--- Start LISTED RECORDS ---
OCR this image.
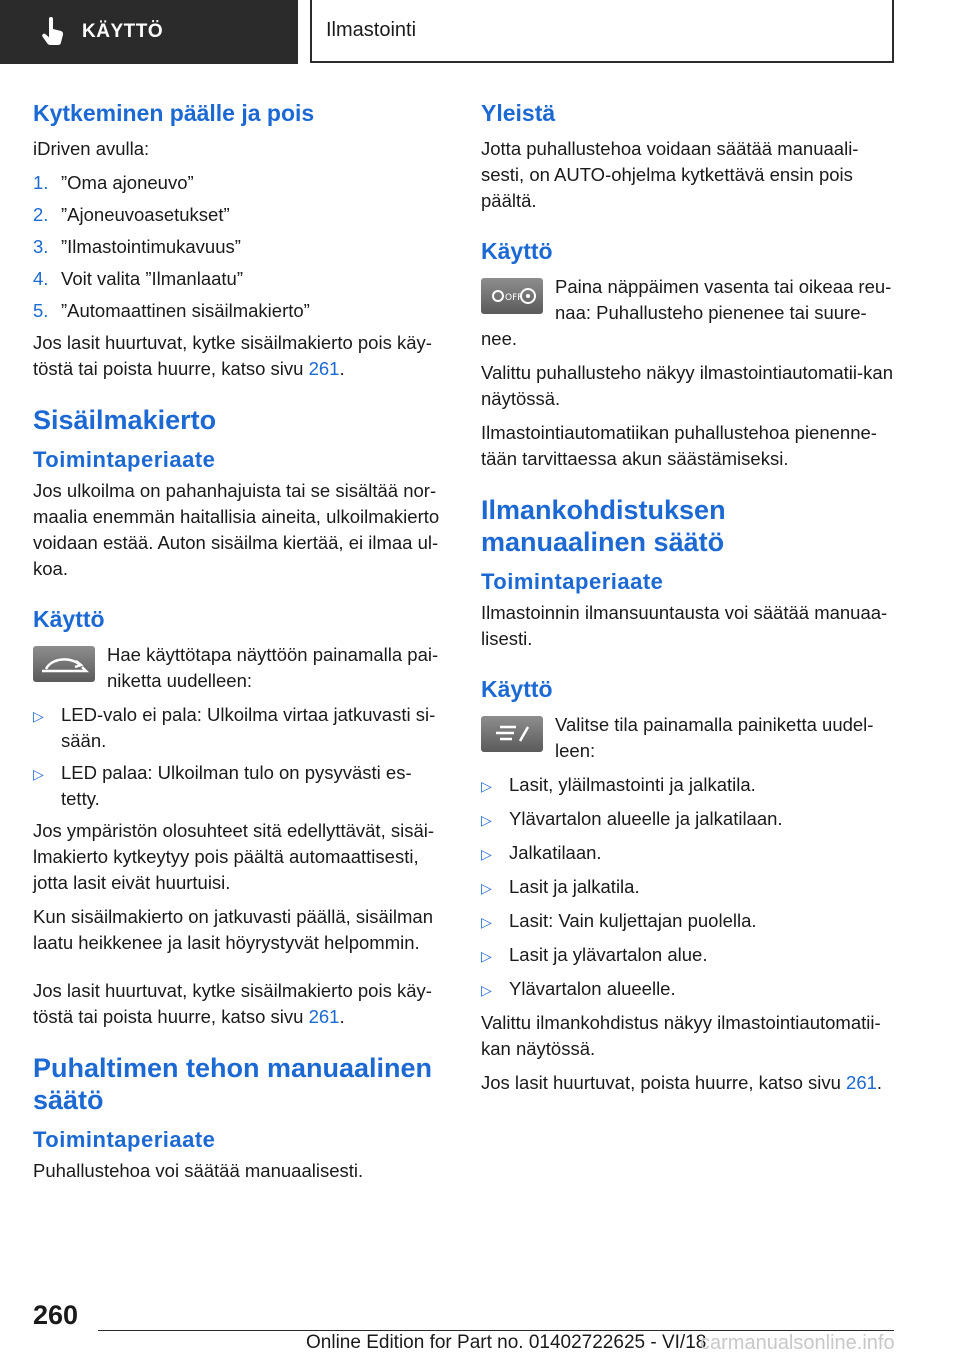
KÄYTTÖ	Ilmastointi
Kytkeminen päälle ja pois

iDriven avulla:

1. ”Oma ajoneuvo”
2. ”Ajoneuvoasetukset”
3. ”Ilmastointimukavuus”
4. Voit valita ”Ilmanlaatu”
5. ”Automaattinen sisäilmakierto”

Jos lasit huurtuvat, kytke sisäilmakierto pois käy-töstä tai poista huurre, katso sivu 261.

Sisäilmakierto
Toimintaperiaate

Jos ulkoilma on pahanhajuista tai se sisältää nor-maalia enemmän haitallisia aineita, ulkoilmakierto voidaan estää. Auton sisäilma kiertää, ei ilmaa ul-koa.

Käyttö

Hae käyttötapa näyttöön painamalla pai-niketta uudelleen:

▷ LED-valo ei pala: Ulkoilma virtaa jatkuvasti si-sään.
▷ LED palaa: Ulkoilman tulo on pysyvästi es-tetty.

Jos ympäristön olosuhteet sitä edellyttävät, sisäi-lmakierto kytkeytyy pois päältä automaattisesti, jotta lasit eivät huurtuisi.

Kun sisäilmakierto on jatkuvasti päällä, sisäilman laatu heikkenee ja lasit höyrystyvät helpommin.

Jos lasit huurtuvat, kytke sisäilmakierto pois käy-töstä tai poista huurre, katso sivu 261.

Puhaltimen tehon manuaalinen säätö
Toimintaperiaate

Puhallustehoa voi säätää manuaalisesti.

Yleistä

Jotta puhallustehoa voidaan säätää manuaali-sesti, on AUTO-ohjelma kytkettävä ensin pois päältä.

Käyttö
OFF

Paina näppäimen vasenta tai oikeaa reu-naa: Puhallusteho pienenee tai suure-nee.

Valittu puhallusteho näkyy ilmastointiautomatii-kan näytössä.

Ilmastointiautomatiikan puhallustehoa pienenne-tään tarvittaessa akun säästämiseksi.

Ilmankohdistuksen manuaalinen säätö
Toimintaperiaate

Ilmastoinnin ilmansuuntausta voi säätää manuaa-lisesti.

Käyttö

Valitse tila painamalla painiketta uudel-leen:

▷ Lasit, yläilmastointi ja jalkatila.
▷ Ylävartalon alueelle ja jalkatilaan.
▷ Jalkatilaan.
▷ Lasit ja jalkatila.
▷ Lasit: Vain kuljettajan puolella.
▷ Lasit ja ylävartalon alue.
▷ Ylävartalon alueelle.

Valittu ilmankohdistus näkyy ilmastointiautomatii-kan näytössä.

Jos lasit huurtuvat, poista huurre, katso sivu 261.

260
Online Edition for Part no. 01402722625 - VI/18
carmanualsonline.info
--- End LISTED RECORDS ---
TO DO: Which lines hold the word "säätää"? Copy each of them from the records.

OUTPUT FOR THIS EXERCISE:
Puhallustehoa voi säätää manuaalisesti.
Jotta puhallustehoa voidaan säätää manuaali-sesti, on AUTO-ohjelma kytkettävä ensin pois päältä.
Ilmastoinnin ilmansuuntausta voi säätää manuaa-lisesti.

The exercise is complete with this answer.